DATA SHOWN Block Start

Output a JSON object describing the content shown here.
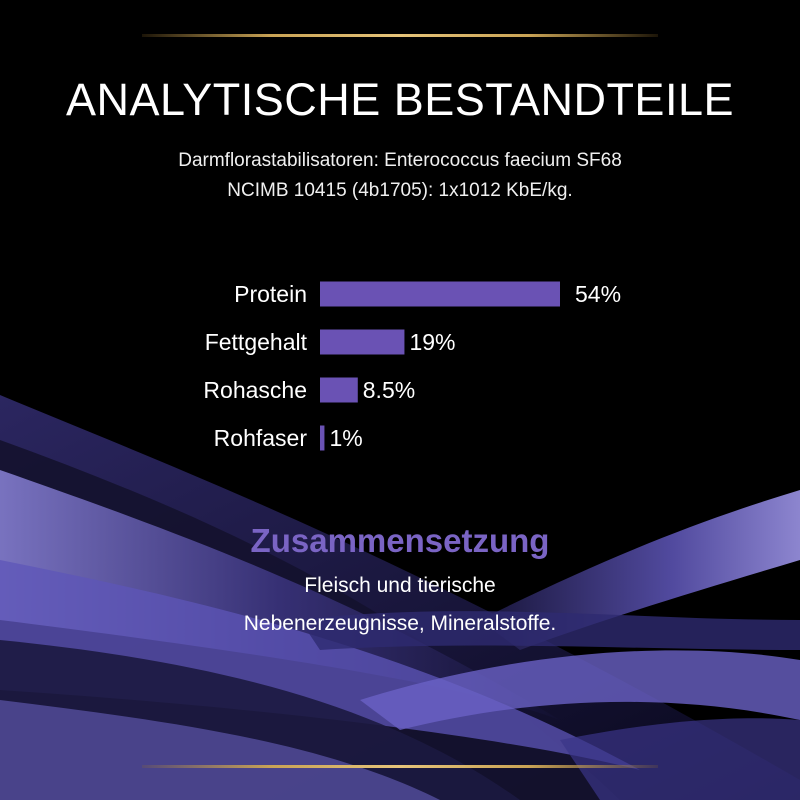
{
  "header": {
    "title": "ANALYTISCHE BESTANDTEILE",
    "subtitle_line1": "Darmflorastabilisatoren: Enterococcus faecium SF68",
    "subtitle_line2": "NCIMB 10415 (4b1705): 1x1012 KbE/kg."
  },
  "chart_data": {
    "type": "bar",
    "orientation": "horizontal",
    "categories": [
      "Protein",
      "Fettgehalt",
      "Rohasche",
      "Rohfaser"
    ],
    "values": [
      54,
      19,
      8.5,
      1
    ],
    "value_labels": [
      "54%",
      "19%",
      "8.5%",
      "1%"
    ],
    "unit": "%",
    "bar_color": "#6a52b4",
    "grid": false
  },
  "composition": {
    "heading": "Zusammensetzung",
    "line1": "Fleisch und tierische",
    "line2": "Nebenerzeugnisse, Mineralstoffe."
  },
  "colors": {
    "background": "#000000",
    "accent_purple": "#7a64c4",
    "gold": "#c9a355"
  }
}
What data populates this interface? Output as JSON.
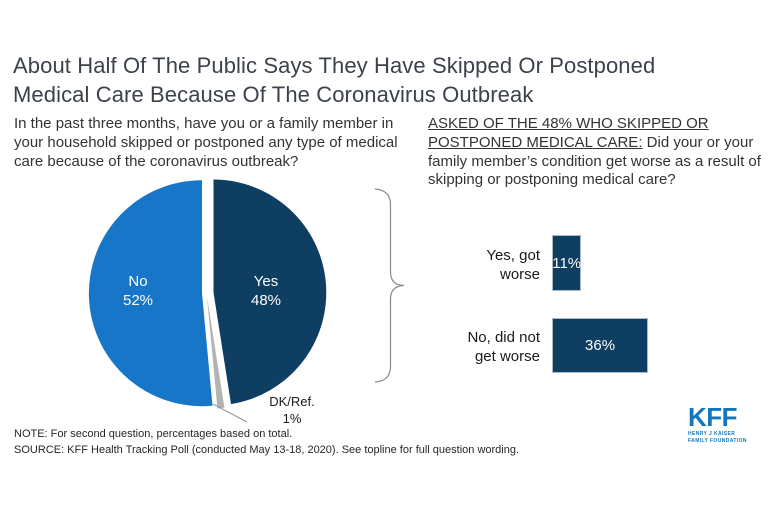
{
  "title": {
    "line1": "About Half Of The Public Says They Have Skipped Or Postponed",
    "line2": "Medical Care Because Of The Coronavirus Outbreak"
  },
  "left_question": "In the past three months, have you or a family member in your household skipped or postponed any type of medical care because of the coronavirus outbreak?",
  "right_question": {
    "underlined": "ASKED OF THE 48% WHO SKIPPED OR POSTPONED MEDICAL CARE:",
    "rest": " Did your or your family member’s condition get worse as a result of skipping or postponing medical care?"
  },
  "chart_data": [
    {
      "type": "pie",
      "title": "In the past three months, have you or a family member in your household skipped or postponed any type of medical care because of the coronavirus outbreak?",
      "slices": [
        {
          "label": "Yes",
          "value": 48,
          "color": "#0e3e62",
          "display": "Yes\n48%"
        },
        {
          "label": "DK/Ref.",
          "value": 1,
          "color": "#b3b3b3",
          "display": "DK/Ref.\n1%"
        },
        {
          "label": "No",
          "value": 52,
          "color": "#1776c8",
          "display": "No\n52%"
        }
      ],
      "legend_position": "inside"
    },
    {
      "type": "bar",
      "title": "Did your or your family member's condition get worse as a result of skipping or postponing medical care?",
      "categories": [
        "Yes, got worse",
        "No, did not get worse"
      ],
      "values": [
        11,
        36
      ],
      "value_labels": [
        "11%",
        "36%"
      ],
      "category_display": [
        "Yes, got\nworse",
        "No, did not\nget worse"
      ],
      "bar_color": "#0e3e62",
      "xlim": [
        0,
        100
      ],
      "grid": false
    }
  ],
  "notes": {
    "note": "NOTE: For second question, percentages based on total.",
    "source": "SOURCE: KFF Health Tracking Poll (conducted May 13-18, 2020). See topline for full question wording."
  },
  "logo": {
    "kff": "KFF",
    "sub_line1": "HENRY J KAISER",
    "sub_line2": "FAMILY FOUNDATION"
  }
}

DATA SHOWN Block End

**GOAL OF THE EXERCISE**
Which lines above carry the string "Output"? Copy those lines.

**SOLUTION**
Output a JSON object describing the content shown here.
What data populates this interface? Output as JSON.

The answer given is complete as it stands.